*WHAT YOU NEED TO DO*
Quote, verbatim, all material below, without pictures.

───── DATA FOR THIS EXERCISE ─────

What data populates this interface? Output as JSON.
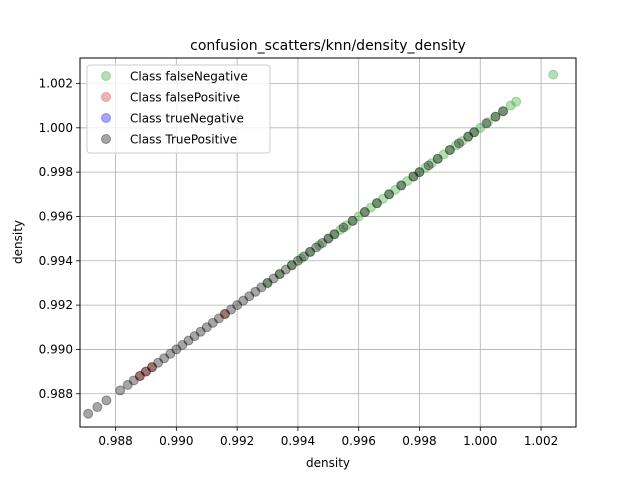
{
  "chart_data": {
    "type": "scatter",
    "title": "confusion_scatters/knn/density_density",
    "xlabel": "density",
    "ylabel": "density",
    "xlim": [
      0.98683,
      1.00315
    ],
    "ylim": [
      0.9865,
      1.00315
    ],
    "xticks": [
      "0.988",
      "0.990",
      "0.992",
      "0.994",
      "0.996",
      "0.998",
      "1.000",
      "1.002"
    ],
    "yticks": [
      "0.988",
      "0.990",
      "0.992",
      "0.994",
      "0.996",
      "0.998",
      "1.000",
      "1.002"
    ],
    "grid": true,
    "legend_position": "top-left",
    "series": [
      {
        "name": "Class falseNegative",
        "color": "#2ca02c",
        "opacity": 0.35,
        "x": [
          1.0024,
          1.00118,
          1.001,
          1.00075,
          1.0005,
          1.00025,
          1.0,
          0.9998,
          0.9996,
          0.9994,
          0.9992,
          0.999,
          0.9988,
          0.9986,
          0.9984,
          0.9982,
          0.998,
          0.9978,
          0.9976,
          0.9974,
          0.9972,
          0.997,
          0.9968,
          0.9966,
          0.9964,
          0.9962,
          0.996,
          0.9958,
          0.9956,
          0.9954,
          0.9952,
          0.995,
          0.9947,
          0.9944,
          0.9941,
          0.9938,
          0.9934,
          0.993
        ],
        "y": [
          1.0024,
          1.00118,
          1.001,
          1.00075,
          1.0005,
          1.00025,
          1.0,
          0.9998,
          0.9996,
          0.9994,
          0.9992,
          0.999,
          0.9988,
          0.9986,
          0.9984,
          0.9982,
          0.998,
          0.9978,
          0.9976,
          0.9974,
          0.9972,
          0.997,
          0.9968,
          0.9966,
          0.9964,
          0.9962,
          0.996,
          0.9958,
          0.9956,
          0.9954,
          0.9952,
          0.995,
          0.9947,
          0.9944,
          0.9941,
          0.9938,
          0.9934,
          0.993
        ]
      },
      {
        "name": "Class falsePositive",
        "color": "#d62728",
        "opacity": 0.35,
        "x": [
          0.9888,
          0.989,
          0.9892,
          0.9916
        ],
        "y": [
          0.9888,
          0.989,
          0.9892,
          0.9916
        ]
      },
      {
        "name": "Class trueNegative",
        "color": "#0000ff",
        "opacity": 0.35,
        "x": [],
        "y": []
      },
      {
        "name": "Class TruePositive",
        "color": "#000000",
        "opacity": 0.35,
        "x": [
          0.9871,
          0.9874,
          0.9877,
          0.98815,
          0.9884,
          0.9886,
          0.9888,
          0.989,
          0.9892,
          0.9894,
          0.9896,
          0.9898,
          0.99,
          0.9902,
          0.9904,
          0.9906,
          0.9908,
          0.991,
          0.9912,
          0.9914,
          0.9916,
          0.9918,
          0.992,
          0.9922,
          0.9924,
          0.9926,
          0.9928,
          0.993,
          0.9932,
          0.9934,
          0.9936,
          0.9938,
          0.994,
          0.9942,
          0.9944,
          0.9946,
          0.9948,
          0.995,
          0.9952,
          0.9955,
          0.9958,
          0.9962,
          0.9966,
          0.997,
          0.9974,
          0.9978,
          0.998,
          0.9983,
          0.9986,
          0.999,
          0.9993,
          0.9996,
          0.9998,
          1.0002,
          1.0005,
          1.00075
        ],
        "y": [
          0.9871,
          0.9874,
          0.9877,
          0.98815,
          0.9884,
          0.9886,
          0.9888,
          0.989,
          0.9892,
          0.9894,
          0.9896,
          0.9898,
          0.99,
          0.9902,
          0.9904,
          0.9906,
          0.9908,
          0.991,
          0.9912,
          0.9914,
          0.9916,
          0.9918,
          0.992,
          0.9922,
          0.9924,
          0.9926,
          0.9928,
          0.993,
          0.9932,
          0.9934,
          0.9936,
          0.9938,
          0.994,
          0.9942,
          0.9944,
          0.9946,
          0.9948,
          0.995,
          0.9952,
          0.9955,
          0.9958,
          0.9962,
          0.9966,
          0.997,
          0.9974,
          0.9978,
          0.998,
          0.9983,
          0.9986,
          0.999,
          0.9993,
          0.9996,
          0.9998,
          1.0002,
          1.0005,
          1.00075
        ]
      }
    ]
  }
}
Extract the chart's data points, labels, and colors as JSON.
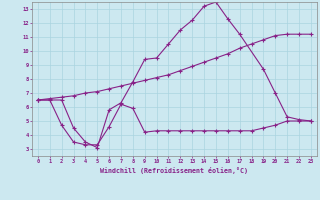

─────

*THE RESULT*
What data populates this interface? Output as JSON.
{
  "chart_data": {
    "type": "scatter",
    "title": "confusion_scatters/knn/density_density",
    "xlabel": "density",
    "ylabel": "density",
    "xlim": [
      0.98683,
      1.00315
    ],
    "ylim": [
      0.9865,
      1.00315
    ],
    "xticks": [
      "0.988",
      "0.990",
      "0.992",
      "0.994",
      "0.996",
      "0.998",
      "1.000",
      "1.002"
    ],
    "yticks": [
      "0.988",
      "0.990",
      "0.992",
      "0.994",
      "0.996",
      "0.998",
      "1.000",
      "1.002"
    ],
    "grid": true,
    "legend_position": "top-left",
    "series": [
      {
        "name": "Class falseNegative",
        "color": "#2ca02c",
        "opacity": 0.35,
        "x": [
          1.0024,
          1.00118,
          1.001,
          1.00075,
          1.0005,
          1.00025,
          1.0,
          0.9998,
          0.9996,
          0.9994,
          0.9992,
          0.999,
          0.9988,
          0.9986,
          0.9984,
          0.9982,
          0.998,
          0.9978,
          0.9976,
          0.9974,
          0.9972,
          0.997,
          0.9968,
          0.9966,
          0.9964,
          0.9962,
          0.996,
          0.9958,
          0.9956,
          0.9954,
          0.9952,
          0.995,
          0.9947,
          0.9944,
          0.9941,
          0.9938,
          0.9934,
          0.993
        ],
        "y": [
          1.0024,
          1.00118,
          1.001,
          1.00075,
          1.0005,
          1.00025,
          1.0,
          0.9998,
          0.9996,
          0.9994,
          0.9992,
          0.999,
          0.9988,
          0.9986,
          0.9984,
          0.9982,
          0.998,
          0.9978,
          0.9976,
          0.9974,
          0.9972,
          0.997,
          0.9968,
          0.9966,
          0.9964,
          0.9962,
          0.996,
          0.9958,
          0.9956,
          0.9954,
          0.9952,
          0.995,
          0.9947,
          0.9944,
          0.9941,
          0.9938,
          0.9934,
          0.993
        ]
      },
      {
        "name": "Class falsePositive",
        "color": "#d62728",
        "opacity": 0.35,
        "x": [
          0.9888,
          0.989,
          0.9892,
          0.9916
        ],
        "y": [
          0.9888,
          0.989,
          0.9892,
          0.9916
        ]
      },
      {
        "name": "Class trueNegative",
        "color": "#0000ff",
        "opacity": 0.35,
        "x": [],
        "y": []
      },
      {
        "name": "Class TruePositive",
        "color": "#000000",
        "opacity": 0.35,
        "x": [
          0.9871,
          0.9874,
          0.9877,
          0.98815,
          0.9884,
          0.9886,
          0.9888,
          0.989,
          0.9892,
          0.9894,
          0.9896,
          0.9898,
          0.99,
          0.9902,
          0.9904,
          0.9906,
          0.9908,
          0.991,
          0.9912,
          0.9914,
          0.9916,
          0.9918,
          0.992,
          0.9922,
          0.9924,
          0.9926,
          0.9928,
          0.993,
          0.9932,
          0.9934,
          0.9936,
          0.9938,
          0.994,
          0.9942,
          0.9944,
          0.9946,
          0.9948,
          0.995,
          0.9952,
          0.9955,
          0.9958,
          0.9962,
          0.9966,
          0.997,
          0.9974,
          0.9978,
          0.998,
          0.9983,
          0.9986,
          0.999,
          0.9993,
          0.9996,
          0.9998,
          1.0002,
          1.0005,
          1.00075
        ],
        "y": [
          0.9871,
          0.9874,
          0.9877,
          0.98815,
          0.9884,
          0.9886,
          0.9888,
          0.989,
          0.9892,
          0.9894,
          0.9896,
          0.9898,
          0.99,
          0.9902,
          0.9904,
          0.9906,
          0.9908,
          0.991,
          0.9912,
          0.9914,
          0.9916,
          0.9918,
          0.992,
          0.9922,
          0.9924,
          0.9926,
          0.9928,
          0.993,
          0.9932,
          0.9934,
          0.9936,
          0.9938,
          0.994,
          0.9942,
          0.9944,
          0.9946,
          0.9948,
          0.995,
          0.9952,
          0.9955,
          0.9958,
          0.9962,
          0.9966,
          0.997,
          0.9974,
          0.9978,
          0.998,
          0.9983,
          0.9986,
          0.999,
          0.9993,
          0.9996,
          0.9998,
          1.0002,
          1.0005,
          1.00075
        ]
      }
    ]
  }
}
Extract the chart's data points, labels, and colors as JSON.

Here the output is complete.